Only the number is wanted: count the lines that contain "الفرد".

━━━ Extracted entries

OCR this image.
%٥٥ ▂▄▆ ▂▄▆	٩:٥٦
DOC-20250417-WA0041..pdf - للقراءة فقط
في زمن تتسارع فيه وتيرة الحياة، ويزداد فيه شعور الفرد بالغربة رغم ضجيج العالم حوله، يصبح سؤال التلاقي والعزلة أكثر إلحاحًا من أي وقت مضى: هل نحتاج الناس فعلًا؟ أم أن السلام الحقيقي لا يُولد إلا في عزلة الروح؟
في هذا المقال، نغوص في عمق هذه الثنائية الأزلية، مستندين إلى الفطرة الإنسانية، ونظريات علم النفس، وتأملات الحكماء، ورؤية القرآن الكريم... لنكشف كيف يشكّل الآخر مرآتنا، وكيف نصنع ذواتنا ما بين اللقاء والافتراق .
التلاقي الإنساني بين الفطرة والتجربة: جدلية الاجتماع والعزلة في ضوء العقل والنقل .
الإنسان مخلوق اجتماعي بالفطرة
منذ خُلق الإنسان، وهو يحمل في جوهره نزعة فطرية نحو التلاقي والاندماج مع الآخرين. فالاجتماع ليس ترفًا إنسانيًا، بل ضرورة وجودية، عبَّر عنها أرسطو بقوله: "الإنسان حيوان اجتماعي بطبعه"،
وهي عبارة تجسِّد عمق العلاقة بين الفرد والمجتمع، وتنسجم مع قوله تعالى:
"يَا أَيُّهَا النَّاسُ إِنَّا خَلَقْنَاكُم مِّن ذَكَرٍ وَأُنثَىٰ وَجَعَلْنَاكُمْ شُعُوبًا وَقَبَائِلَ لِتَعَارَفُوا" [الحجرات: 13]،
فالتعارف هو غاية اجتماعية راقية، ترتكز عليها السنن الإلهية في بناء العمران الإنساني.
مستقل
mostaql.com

━━━━━━
━━━ Extracted entries

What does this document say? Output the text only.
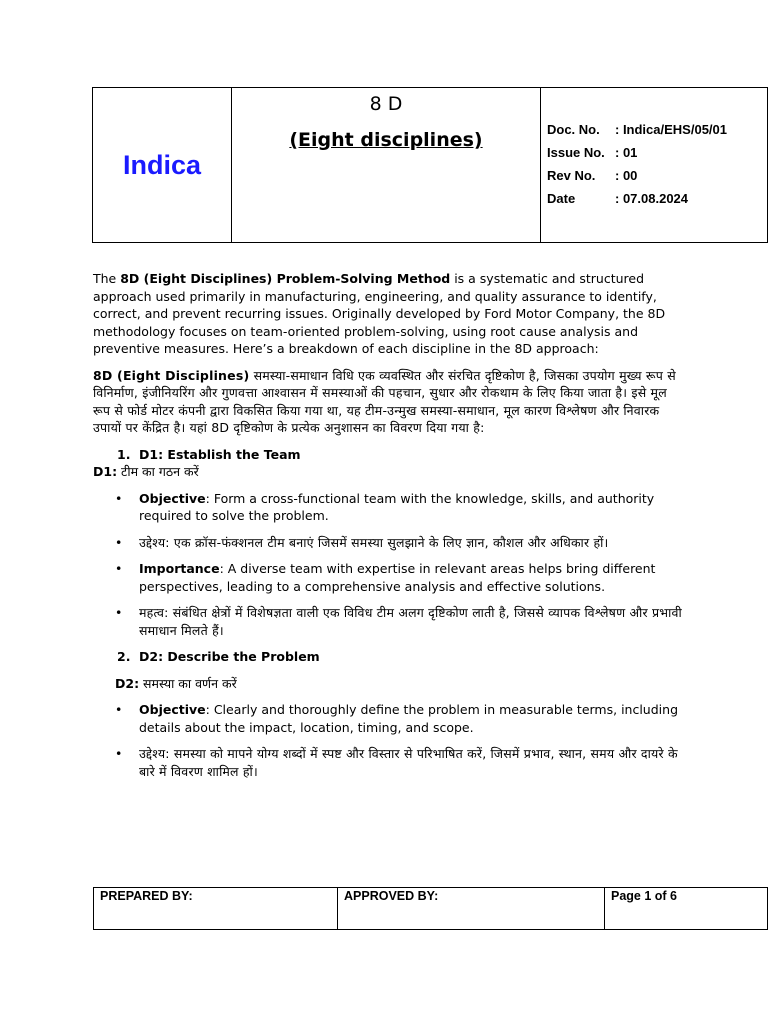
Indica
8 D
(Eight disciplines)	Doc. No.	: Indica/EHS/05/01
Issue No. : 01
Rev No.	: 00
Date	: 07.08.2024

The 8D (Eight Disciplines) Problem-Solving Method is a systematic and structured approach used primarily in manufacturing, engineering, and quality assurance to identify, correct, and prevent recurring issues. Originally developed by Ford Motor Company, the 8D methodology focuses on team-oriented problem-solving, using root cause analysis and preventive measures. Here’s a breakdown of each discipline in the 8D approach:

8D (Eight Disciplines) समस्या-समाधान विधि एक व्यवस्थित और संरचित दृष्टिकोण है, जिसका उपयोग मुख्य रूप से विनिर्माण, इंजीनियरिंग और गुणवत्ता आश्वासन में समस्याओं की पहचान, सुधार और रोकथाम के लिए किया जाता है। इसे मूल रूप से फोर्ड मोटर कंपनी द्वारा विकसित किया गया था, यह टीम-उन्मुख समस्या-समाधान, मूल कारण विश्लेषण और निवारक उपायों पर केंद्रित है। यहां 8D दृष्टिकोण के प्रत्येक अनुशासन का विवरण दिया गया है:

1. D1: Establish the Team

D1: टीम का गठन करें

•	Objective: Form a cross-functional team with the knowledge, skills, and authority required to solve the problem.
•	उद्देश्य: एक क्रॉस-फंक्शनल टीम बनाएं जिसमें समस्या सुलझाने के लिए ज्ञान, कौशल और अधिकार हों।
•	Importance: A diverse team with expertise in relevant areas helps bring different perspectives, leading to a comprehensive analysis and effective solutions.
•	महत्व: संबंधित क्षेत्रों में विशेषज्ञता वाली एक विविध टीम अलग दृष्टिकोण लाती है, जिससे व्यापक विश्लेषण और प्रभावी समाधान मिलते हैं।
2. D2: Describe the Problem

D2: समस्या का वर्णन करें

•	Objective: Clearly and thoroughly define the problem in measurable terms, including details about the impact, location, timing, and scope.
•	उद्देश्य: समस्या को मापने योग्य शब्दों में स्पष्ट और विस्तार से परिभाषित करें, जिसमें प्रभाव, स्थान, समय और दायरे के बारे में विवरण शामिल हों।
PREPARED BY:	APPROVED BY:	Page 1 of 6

━━━━━━

### Problem solution
2